- _FUENTE_:
◆ ◆ ◆ ◆
Marché hacia la plaza Mayor por la calle Simón Bolívar y antes de llegar me entretuve observando los puestos del Mercado de Artesanía. La plaza Mayor acogía la Casa de la Música, la iglesia de la Santísima Trinidad (catedral) y los principales edificios centenarios del casco antiguo, hoy reconvertidos en museos, como el Palacio Brunet (Museo Romántico), la Casa de Aldemán Ortiz (alberga una galería de arte), la Casa de los Sánchez Iznaga (Museo de Arquitectura Colonial) o el Palacio Cantero (Museo Histórico Municipal).
Recorrí la plaza observando las bonitas fachadas de estos edificios históricos y luego recorrí una manzana para ir a ver otro de los símbolos de la ciudad, la iglesia y convento de San Francisco, construida en 1813, y que hoy acoge el Museo de la Lucha contra los Bandidos. Me asomé también a la plaza Real del Jigüe (Acacia), lugar donde el padre Bartolomé de las Casas celebró en 1514 la primera misa de Trinidad.
◆ ◆ ◆ ◆
- _LÍNEAS DE DATOS_:
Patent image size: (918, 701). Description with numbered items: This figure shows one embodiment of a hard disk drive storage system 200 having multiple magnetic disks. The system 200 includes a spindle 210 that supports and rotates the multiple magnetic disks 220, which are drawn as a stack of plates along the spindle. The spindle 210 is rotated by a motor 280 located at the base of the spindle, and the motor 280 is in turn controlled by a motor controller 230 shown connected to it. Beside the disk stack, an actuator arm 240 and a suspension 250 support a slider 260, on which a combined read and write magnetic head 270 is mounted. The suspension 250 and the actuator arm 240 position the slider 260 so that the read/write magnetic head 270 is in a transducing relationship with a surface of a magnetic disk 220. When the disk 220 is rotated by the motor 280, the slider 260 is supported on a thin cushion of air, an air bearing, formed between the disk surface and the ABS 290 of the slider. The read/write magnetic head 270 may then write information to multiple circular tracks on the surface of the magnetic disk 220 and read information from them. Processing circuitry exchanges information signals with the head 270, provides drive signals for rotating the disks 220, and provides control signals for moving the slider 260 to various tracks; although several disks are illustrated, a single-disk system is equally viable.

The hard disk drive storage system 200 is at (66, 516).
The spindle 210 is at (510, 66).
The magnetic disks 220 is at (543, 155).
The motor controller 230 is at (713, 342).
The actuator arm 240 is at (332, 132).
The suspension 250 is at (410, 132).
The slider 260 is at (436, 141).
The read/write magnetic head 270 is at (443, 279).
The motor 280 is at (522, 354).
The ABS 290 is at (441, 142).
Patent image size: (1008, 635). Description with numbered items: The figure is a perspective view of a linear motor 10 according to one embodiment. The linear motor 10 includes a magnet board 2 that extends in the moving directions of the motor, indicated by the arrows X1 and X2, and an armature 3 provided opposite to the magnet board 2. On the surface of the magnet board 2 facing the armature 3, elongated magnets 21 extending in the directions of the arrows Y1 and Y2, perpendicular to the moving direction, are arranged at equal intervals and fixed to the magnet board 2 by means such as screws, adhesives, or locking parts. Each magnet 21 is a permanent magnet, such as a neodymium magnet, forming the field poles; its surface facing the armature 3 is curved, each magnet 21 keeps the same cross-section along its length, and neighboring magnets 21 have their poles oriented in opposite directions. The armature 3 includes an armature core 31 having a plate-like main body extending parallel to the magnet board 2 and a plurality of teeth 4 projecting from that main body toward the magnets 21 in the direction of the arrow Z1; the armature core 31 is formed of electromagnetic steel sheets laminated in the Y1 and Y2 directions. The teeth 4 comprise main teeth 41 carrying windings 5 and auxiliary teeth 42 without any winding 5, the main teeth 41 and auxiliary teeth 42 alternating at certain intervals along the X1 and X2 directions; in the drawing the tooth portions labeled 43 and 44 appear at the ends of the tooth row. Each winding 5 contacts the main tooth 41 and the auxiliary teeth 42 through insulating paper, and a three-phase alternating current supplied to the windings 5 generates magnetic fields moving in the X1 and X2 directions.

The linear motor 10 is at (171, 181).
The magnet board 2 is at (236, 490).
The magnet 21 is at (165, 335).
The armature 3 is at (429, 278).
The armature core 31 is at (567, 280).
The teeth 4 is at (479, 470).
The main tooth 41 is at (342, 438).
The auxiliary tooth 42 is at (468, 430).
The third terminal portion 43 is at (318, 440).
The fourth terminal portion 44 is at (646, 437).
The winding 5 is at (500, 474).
◆ ◆ ◆ ◆
- _TAREAS REQUERIDAS_:
A. Indica si cada afirmación concuerda con la fuente: (i) la iglesia y convento de San Francisco se construyó en 1813; (ii) el Palacio Cantero alberga el Museo Romántico; (iii) la primera misa de Trinidad se celebró en 1514 en la plaza Real del Jigüe. Responde sí o no en cada caso y cita literalmente las palabras de la fuente que lo deciden.
B. Reproduce literalmente el fragmento de la fuente que comienza con "Recorrí la plaza" y continúa hasta "misa de Trinidad.".

- _RESPUESTAS ESCRITAS_:
A.
(i) Sí: "la iglesia y convento de San Francisco, construida en 1813".
(ii) No: "el Palacio Cantero (Museo Histórico Municipal)".
(iii) Sí: "la plaza Real del Jigüe (Acacia), lugar donde el padre Bartolomé de las Casas celebró en 1514 la primera misa de Trinidad".

B.
Recorrí la plaza observando las bonitas fachadas de estos edificios históricos y luego recorrí una manzana para ir a ver otro de los símbolos de la ciudad, la iglesia y convento de San Francisco, construida en 1813, y que hoy acoge el Museo de la Lucha contra los Bandidos. Me asomé también a la plaza Real del Jigüe (Acacia), lugar donde el padre Bartolomé de las Casas celebró en 1514 la primera misa de Trinidad.